**What the exercise asks:** Each line that holds the string "ylabel" counts once; say how many such lines there are and add nothing.

(Collected data entries)

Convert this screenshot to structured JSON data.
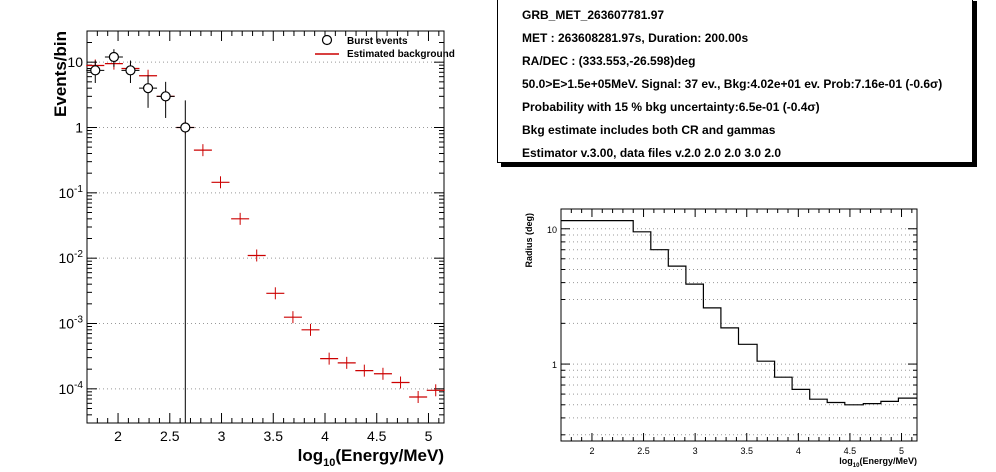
{
  "chart_data": [
    {
      "type": "scatter",
      "xlabel": "log10(Energy/MeV)",
      "ylabel": "Events/bin",
      "xlim": [
        1.7,
        5.15
      ],
      "ylim": [
        3e-05,
        30
      ],
      "y_scale": "log",
      "grid": "y-major dotted",
      "legend_position": "top-right",
      "x_ticks": [
        "2",
        "2.5",
        "3",
        "3.5",
        "4",
        "4.5",
        "5"
      ],
      "y_ticks": [
        "10",
        "1",
        "10^-1",
        "10^-2",
        "10^-3",
        "10^-4"
      ],
      "legend": [
        "Burst events",
        "Estimated background"
      ],
      "series": [
        {
          "name": "Burst events",
          "marker": "open-circle",
          "color": "#000000",
          "points": [
            {
              "x": 1.78,
              "y": 7.5,
              "ylo": 4.8,
              "yhi": 10.6
            },
            {
              "x": 1.96,
              "y": 12.0,
              "ylo": 8.5,
              "yhi": 15.8
            },
            {
              "x": 2.12,
              "y": 7.5,
              "ylo": 4.8,
              "yhi": 10.6
            },
            {
              "x": 2.29,
              "y": 4.0,
              "ylo": 2.0,
              "yhi": 6.3
            },
            {
              "x": 2.46,
              "y": 3.0,
              "ylo": 1.4,
              "yhi": 5.0
            },
            {
              "x": 2.65,
              "y": 1.0,
              "ylo": 3e-05,
              "yhi": 2.6
            }
          ]
        },
        {
          "name": "Estimated background",
          "marker": "cross",
          "color": "#cc0000",
          "points": [
            {
              "x": 1.78,
              "y": 8.9
            },
            {
              "x": 1.96,
              "y": 9.5
            },
            {
              "x": 2.12,
              "y": 8.0
            },
            {
              "x": 2.29,
              "y": 6.2
            },
            {
              "x": 2.46,
              "y": 3.0
            },
            {
              "x": 2.65,
              "y": 1.0
            },
            {
              "x": 2.82,
              "y": 0.45
            },
            {
              "x": 2.99,
              "y": 0.145
            },
            {
              "x": 3.18,
              "y": 0.04
            },
            {
              "x": 3.34,
              "y": 0.011
            },
            {
              "x": 3.52,
              "y": 0.0029
            },
            {
              "x": 3.69,
              "y": 0.00125
            },
            {
              "x": 3.86,
              "y": 0.0008
            },
            {
              "x": 4.04,
              "y": 0.00029
            },
            {
              "x": 4.21,
              "y": 0.00025
            },
            {
              "x": 4.38,
              "y": 0.00019
            },
            {
              "x": 4.56,
              "y": 0.00017
            },
            {
              "x": 4.73,
              "y": 0.000125
            },
            {
              "x": 4.9,
              "y": 7.5e-05
            },
            {
              "x": 5.07,
              "y": 9.5e-05
            }
          ]
        }
      ]
    },
    {
      "type": "line",
      "style": "step",
      "xlabel": "log10(Energy/MeV)",
      "ylabel": "Radius (deg)",
      "xlim": [
        1.7,
        5.15
      ],
      "ylim": [
        0.27,
        14
      ],
      "y_scale": "log",
      "grid": "y dotted",
      "x_ticks": [
        "2",
        "2.5",
        "3",
        "3.5",
        "4",
        "4.5",
        "5"
      ],
      "y_ticks": [
        "10",
        "1"
      ],
      "steps": {
        "edges": [
          1.7,
          2.4,
          2.57,
          2.74,
          2.91,
          3.08,
          3.25,
          3.42,
          3.6,
          3.77,
          3.94,
          4.11,
          4.28,
          4.45,
          4.63,
          4.8,
          4.97,
          5.15
        ],
        "values": [
          11.5,
          9.5,
          7.0,
          5.3,
          3.9,
          2.6,
          1.85,
          1.4,
          1.05,
          0.8,
          0.65,
          0.55,
          0.52,
          0.5,
          0.51,
          0.53,
          0.56
        ]
      }
    }
  ],
  "info": {
    "lines": [
      "GRB_MET_263607781.97",
      "MET : 263608281.97s, Duration: 200.00s",
      "RA/DEC    : (333.553,-26.598)deg",
      "50.0>E>1.5e+05MeV. Signal: 37 ev., Bkg:4.02e+01 ev. Prob:7.16e-01 (-0.6σ)",
      "Probability with 15 % bkg uncertainty:6.5e-01 (-0.4σ)",
      "Bkg estimate includes both CR and gammas",
      "Estimator v.3.00, data files v.2.0 2.0 2.0 3.0 2.0"
    ]
  }
}
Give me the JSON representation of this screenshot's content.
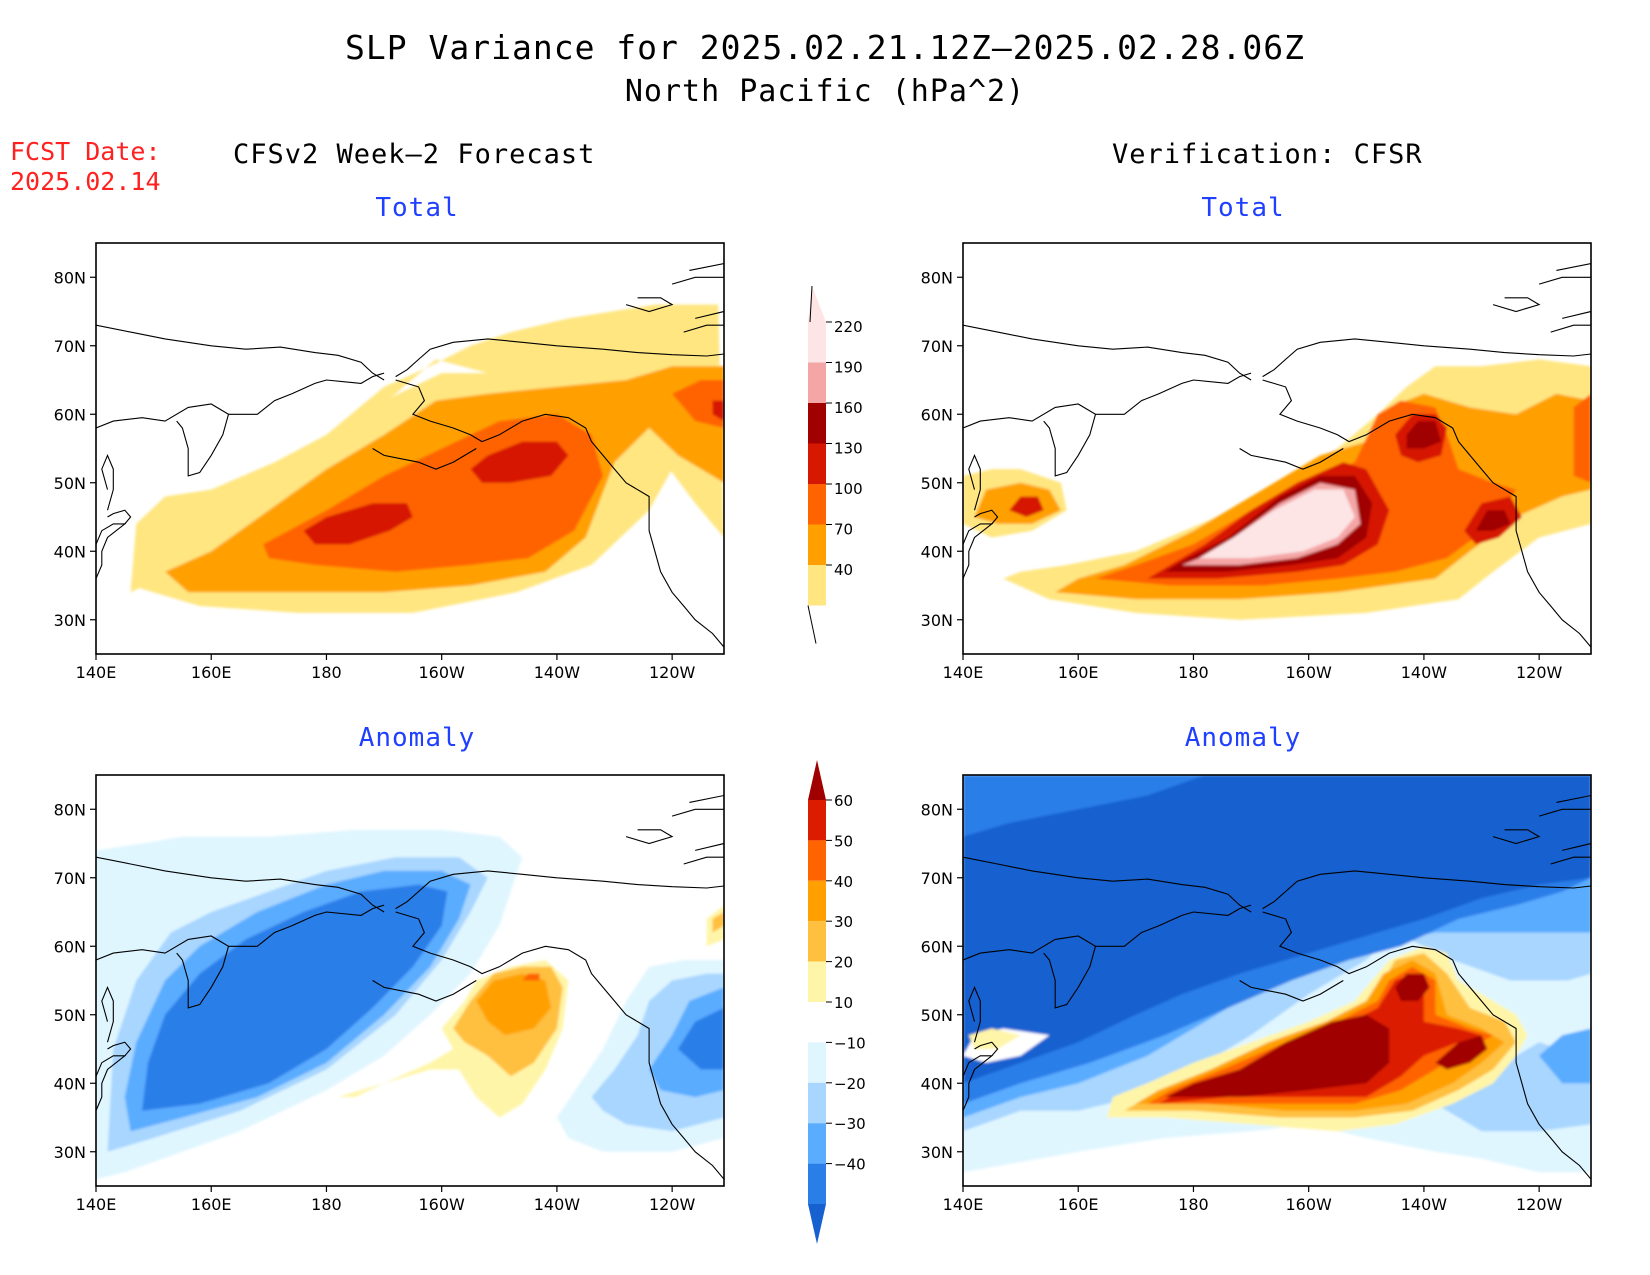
{
  "title": "SLP Variance for 2025.02.21.12Z–2025.02.28.06Z",
  "subtitle": "North Pacific (hPa^2)",
  "forecast": {
    "label": "FCST Date:",
    "date": "2025.02.14"
  },
  "columns": {
    "left": "CFSv2 Week–2 Forecast",
    "right": "Verification: CFSR"
  },
  "panels": {
    "top_left": "Total",
    "top_right": "Total",
    "bottom_left": "Anomaly",
    "bottom_right": "Anomaly"
  },
  "axes": {
    "lat_ticks": [
      "80N",
      "70N",
      "60N",
      "50N",
      "40N",
      "30N"
    ],
    "lat_values": [
      80,
      70,
      60,
      50,
      40,
      30
    ],
    "lon_ticks": [
      "140E",
      "160E",
      "180",
      "160W",
      "140W",
      "120W"
    ],
    "lon_values": [
      140,
      160,
      180,
      200,
      220,
      240
    ],
    "lon_range": [
      140,
      249
    ],
    "lat_range": [
      25,
      85
    ]
  },
  "colorbars": {
    "total": {
      "labels": [
        "220",
        "190",
        "160",
        "130",
        "100",
        "70",
        "40"
      ],
      "colors": [
        "#fde5e5",
        "#f4a6a6",
        "#a00000",
        "#d61800",
        "#ff6400",
        "#ffa000",
        "#ffe680"
      ]
    },
    "anomaly": {
      "labels": [
        "60",
        "50",
        "40",
        "30",
        "20",
        "10",
        "−10",
        "−20",
        "−30",
        "−40"
      ],
      "colors": [
        "#a00000",
        "#dc1c00",
        "#ff6400",
        "#ffa000",
        "#ffc040",
        "#fff5a8",
        "#ffffff",
        "#e0f6ff",
        "#a8d6ff",
        "#5aacff",
        "#2a7ee8",
        "#1660d0"
      ]
    }
  },
  "colors": {
    "title_red": "#ff2020",
    "panel_title_blue": "#2040ff"
  },
  "chart_data": [
    {
      "type": "heatmap",
      "panel": "top_left",
      "title": "Total",
      "units": "hPa^2",
      "levels": [
        40,
        70,
        100,
        130,
        160,
        190,
        220
      ],
      "features": [
        {
          "center": [
            183,
            47
          ],
          "peak": 130
        },
        {
          "center": [
            213,
            55
          ],
          "peak": 130
        },
        {
          "center": [
            245,
            60
          ],
          "peak": 100
        }
      ]
    },
    {
      "type": "heatmap",
      "panel": "top_right",
      "title": "Total",
      "units": "hPa^2",
      "levels": [
        40,
        70,
        100,
        130,
        160,
        190,
        220
      ],
      "features": [
        {
          "center": [
            197,
            45
          ],
          "peak": 220
        },
        {
          "center": [
            218,
            58
          ],
          "peak": 160
        },
        {
          "center": [
            232,
            47
          ],
          "peak": 160
        },
        {
          "center": [
            152,
            48
          ],
          "peak": 130
        },
        {
          "center": [
            245,
            57
          ],
          "peak": 100
        }
      ]
    },
    {
      "type": "heatmap",
      "panel": "bottom_left",
      "title": "Anomaly",
      "units": "hPa^2",
      "levels": [
        -40,
        -30,
        -20,
        -10,
        10,
        20,
        30,
        40,
        50,
        60
      ],
      "features": [
        {
          "center": [
            172,
            53
          ],
          "peak": -40
        },
        {
          "center": [
            205,
            50
          ],
          "peak": 30
        },
        {
          "center": [
            244,
            49
          ],
          "peak": -40
        }
      ]
    },
    {
      "type": "heatmap",
      "panel": "bottom_right",
      "title": "Anomaly",
      "units": "hPa^2",
      "levels": [
        -40,
        -30,
        -20,
        -10,
        10,
        20,
        30,
        40,
        50,
        60
      ],
      "features": [
        {
          "center": [
            175,
            63
          ],
          "peak": -40
        },
        {
          "center": [
            190,
            40
          ],
          "peak": 60
        },
        {
          "center": [
            218,
            56
          ],
          "peak": 60
        },
        {
          "center": [
            232,
            45
          ],
          "peak": 60
        }
      ]
    }
  ]
}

**Solution below:** 2